Can you change "y-tick-label" to "y-axis-label" in the data, from the line with "candle-body: [456, 521, 461, 543]" up to and including the line with "candle-body: [325, 446, 330, 462]", and give back only those lines with nothing else altered?
---------- GIVEN DATA
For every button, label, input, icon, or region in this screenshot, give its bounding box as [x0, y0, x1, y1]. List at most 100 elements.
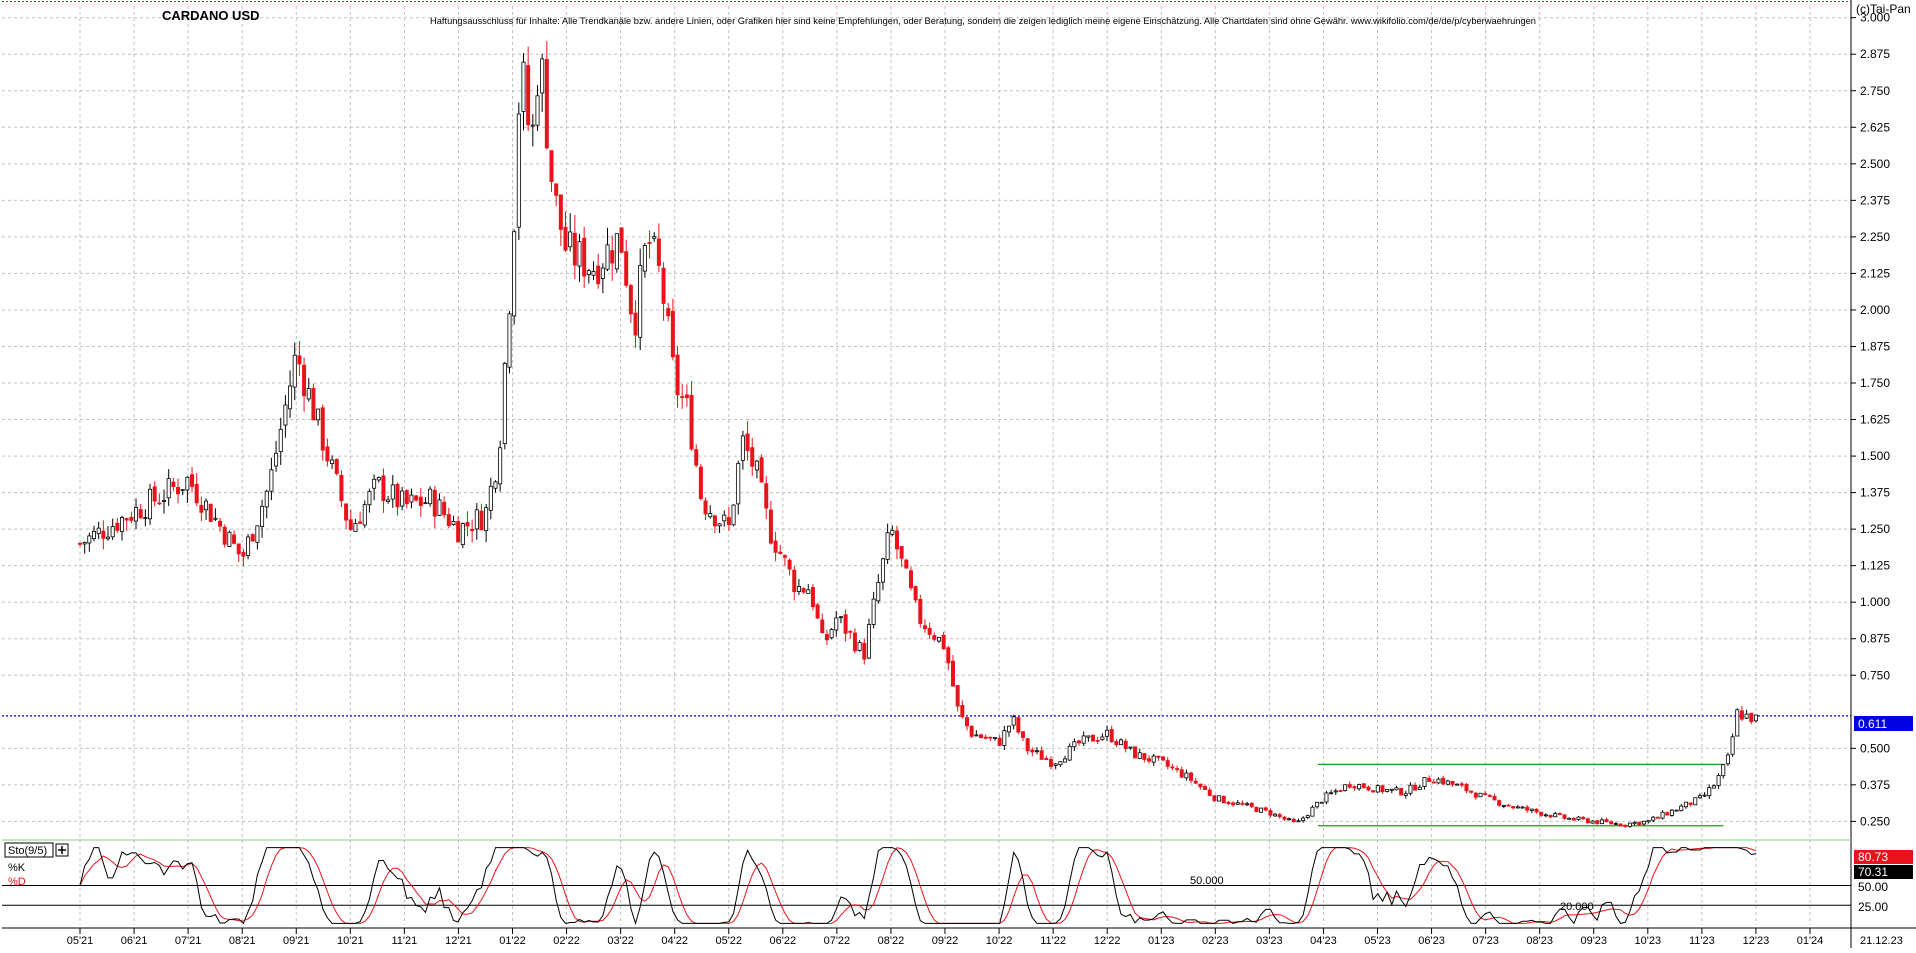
candle-body: [456, 521, 461, 543]
candle-body: [1207, 789, 1212, 796]
candle-body: [1613, 823, 1618, 825]
candle-body: [740, 435, 745, 461]
candle-body: [283, 404, 288, 426]
disclaimer-text: Haftungsausschluss für Inhalte: Alle Tre…: [430, 16, 1536, 27]
candle-body: [1627, 822, 1632, 827]
candle-body: [1534, 808, 1539, 813]
candle-body: [964, 717, 969, 727]
candle-body: [1137, 752, 1142, 759]
candle-body: [577, 241, 582, 267]
candle-body: [759, 457, 764, 483]
candle-body: [1254, 806, 1259, 813]
candle-body: [134, 507, 139, 522]
candle-body: [1501, 805, 1506, 807]
candle-body: [1609, 821, 1614, 825]
candle-body: [1599, 819, 1604, 825]
candle-body: [1529, 808, 1534, 811]
candle-body: [554, 183, 559, 196]
y-tick-label: 1.500: [1860, 449, 1890, 463]
candle-body: [358, 521, 363, 524]
candle-body: [362, 504, 367, 526]
candle-body: [1385, 789, 1390, 792]
candle-body: [1245, 803, 1250, 806]
candle-body: [1287, 818, 1292, 821]
candle-body: [1109, 729, 1114, 743]
y-tick-label: 0.375: [1860, 778, 1890, 792]
candle-body: [1114, 741, 1119, 745]
candle-body: [932, 635, 937, 640]
candle-body: [306, 388, 311, 400]
candle-body: [1263, 807, 1268, 811]
y-tick-label: 2.875: [1860, 47, 1890, 61]
candle-body: [320, 407, 325, 451]
candle-body: [348, 519, 353, 530]
candle-body: [1413, 784, 1418, 791]
candle-body: [782, 555, 787, 558]
copyright-label: (c)Tai-Pan: [1856, 2, 1911, 16]
candle-body: [213, 517, 218, 520]
candle-body: [246, 536, 251, 556]
candle-body: [894, 530, 899, 550]
candle-body: [1735, 709, 1740, 737]
add-indicator-icon[interactable]: [55, 843, 69, 857]
candle-body: [628, 285, 633, 315]
candle-body: [661, 267, 666, 304]
candle-body: [250, 534, 255, 542]
candle-body: [824, 634, 829, 641]
candle-body: [1142, 753, 1147, 760]
y-tick-label: 2.250: [1860, 230, 1890, 244]
candle-body: [610, 250, 615, 264]
candle-body: [446, 514, 451, 527]
candle-body: [325, 446, 330, 462]
candle-body: [1063, 758, 1068, 763]
candle-body: [969, 725, 974, 737]
candle-body: [82, 542, 87, 545]
candle-body: [1310, 806, 1315, 817]
candle-body: [563, 226, 568, 251]
candle-body: [1226, 801, 1231, 805]
candle-body: [633, 312, 638, 336]
stochastic-d-line: [79, 847, 1757, 924]
candle-body: [1371, 790, 1376, 793]
candle-body: [712, 515, 717, 527]
candle-body: [208, 503, 213, 522]
candle-body: [1058, 761, 1063, 766]
y-tick-label: 3.000: [1860, 11, 1890, 25]
candle-body: [1375, 785, 1380, 793]
candle-body: [1268, 810, 1273, 816]
candle-body: [1282, 816, 1287, 820]
candle-body: [736, 462, 741, 505]
candle-body: [1646, 819, 1651, 823]
x-tick-label: 01'24: [1797, 935, 1824, 947]
x-tick-label: 09'21: [283, 935, 310, 947]
candle-body: [913, 586, 918, 601]
candle-body: [549, 150, 554, 183]
x-tick-label: 12'21: [445, 935, 472, 947]
k-last-label: 80.73: [1858, 850, 1888, 864]
candle-body: [1459, 783, 1464, 786]
series-k-label: %K: [8, 862, 26, 874]
candle-body: [1053, 763, 1058, 766]
candle-body: [656, 238, 661, 266]
candle-body: [1399, 787, 1404, 796]
candle-body: [1329, 792, 1334, 795]
candle-body: [87, 535, 92, 544]
candle-body: [512, 231, 517, 317]
candle-body: [1753, 714, 1758, 722]
candle-body: [507, 313, 512, 368]
candle-body: [339, 474, 344, 502]
x-tick-label: 01'22: [499, 935, 526, 947]
candle-body: [269, 469, 274, 492]
candle-body: [792, 569, 797, 593]
candle-body: [236, 543, 241, 555]
candle-body: [544, 59, 549, 149]
candle-body: [470, 528, 475, 532]
candle-body: [1408, 784, 1413, 794]
candle-body: [530, 124, 535, 127]
y-tick-label: 2.000: [1860, 303, 1890, 317]
candle-body: [866, 624, 871, 659]
candle-body: [988, 736, 993, 739]
last-price-label: 0.611: [1858, 717, 1887, 731]
candle-body: [381, 475, 386, 501]
candle-body: [148, 488, 153, 520]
--------------------
ANSWER FOR THE TASK:
candle-body: [456, 521, 461, 543]
candle-body: [1207, 789, 1212, 796]
candle-body: [1613, 823, 1618, 825]
candle-body: [740, 435, 745, 461]
candle-body: [283, 404, 288, 426]
disclaimer-text: Haftungsausschluss für Inhalte: Alle Tre…: [430, 16, 1536, 27]
candle-body: [1627, 822, 1632, 827]
candle-body: [1534, 808, 1539, 813]
candle-body: [964, 717, 969, 727]
candle-body: [1137, 752, 1142, 759]
candle-body: [577, 241, 582, 267]
candle-body: [759, 457, 764, 483]
candle-body: [1254, 806, 1259, 813]
candle-body: [134, 507, 139, 522]
candle-body: [1501, 805, 1506, 807]
candle-body: [1609, 821, 1614, 825]
candle-body: [1599, 819, 1604, 825]
candle-body: [1529, 808, 1534, 811]
candle-body: [554, 183, 559, 196]
y-axis-label: 1.500: [1860, 449, 1890, 463]
candle-body: [358, 521, 363, 524]
candle-body: [362, 504, 367, 526]
candle-body: [1385, 789, 1390, 792]
candle-body: [1245, 803, 1250, 806]
candle-body: [1287, 818, 1292, 821]
candle-body: [1109, 729, 1114, 743]
y-axis-label: 0.375: [1860, 778, 1890, 792]
candle-body: [1114, 741, 1119, 745]
candle-body: [932, 635, 937, 640]
candle-body: [306, 388, 311, 400]
candle-body: [1263, 807, 1268, 811]
y-axis-label: 2.875: [1860, 47, 1890, 61]
candle-body: [320, 407, 325, 451]
candle-body: [348, 519, 353, 530]
candle-body: [1413, 784, 1418, 791]
candle-body: [782, 555, 787, 558]
copyright-label: (c)Tai-Pan: [1856, 2, 1911, 16]
candle-body: [213, 517, 218, 520]
candle-body: [246, 536, 251, 556]
candle-body: [894, 530, 899, 550]
candle-body: [1735, 709, 1740, 737]
add-indicator-icon[interactable]: [55, 843, 69, 857]
candle-body: [628, 285, 633, 315]
candle-body: [661, 267, 666, 304]
candle-body: [250, 534, 255, 542]
candle-body: [824, 634, 829, 641]
candle-body: [1142, 753, 1147, 760]
y-axis-label: 2.250: [1860, 230, 1890, 244]
candle-body: [610, 250, 615, 264]
candle-body: [446, 514, 451, 527]
candle-body: [325, 446, 330, 462]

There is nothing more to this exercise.